--- Information given ---
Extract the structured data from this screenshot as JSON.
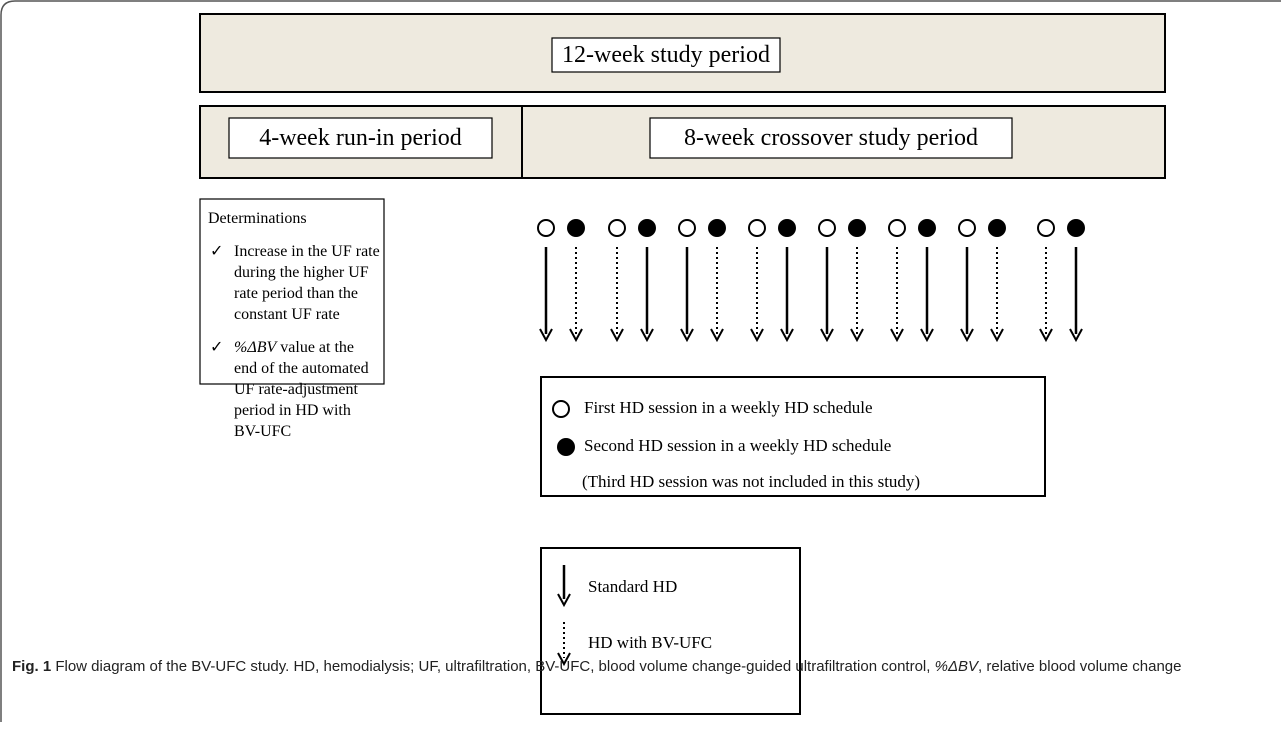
{
  "banner": {
    "label": "12-week study period"
  },
  "phases": [
    {
      "label": "4-week run-in period"
    },
    {
      "label": "8-week crossover study period"
    }
  ],
  "determinations": {
    "title": "Determinations",
    "items": [
      {
        "term": "",
        "text": "Increase in the UF rate during the higher UF rate period than the constant UF rate"
      },
      {
        "term": "%ΔBV",
        "text": " value at the end of the automated UF rate-adjustment period in HD with BV-UFC"
      }
    ]
  },
  "sessions_legend": {
    "items": [
      "First HD session in a weekly HD schedule",
      "Second HD session in a weekly HD schedule"
    ],
    "note": "(Third HD session was not included in this study)"
  },
  "arrows_legend": {
    "items": [
      "Standard HD",
      "HD with BV-UFC"
    ]
  },
  "caption": {
    "label": "Fig. 1",
    "text_before": " Flow diagram of the BV-UFC study. HD, hemodialysis; UF, ultrafiltration, BV-UFC, blood volume change-guided ultrafiltration control, ",
    "term": "%ΔBV",
    "text_after": ", relative blood volume change"
  }
}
---
**Problem details**
Work out how many lines of the material above contain the word "blood", then give only that figure.

**The solution**
2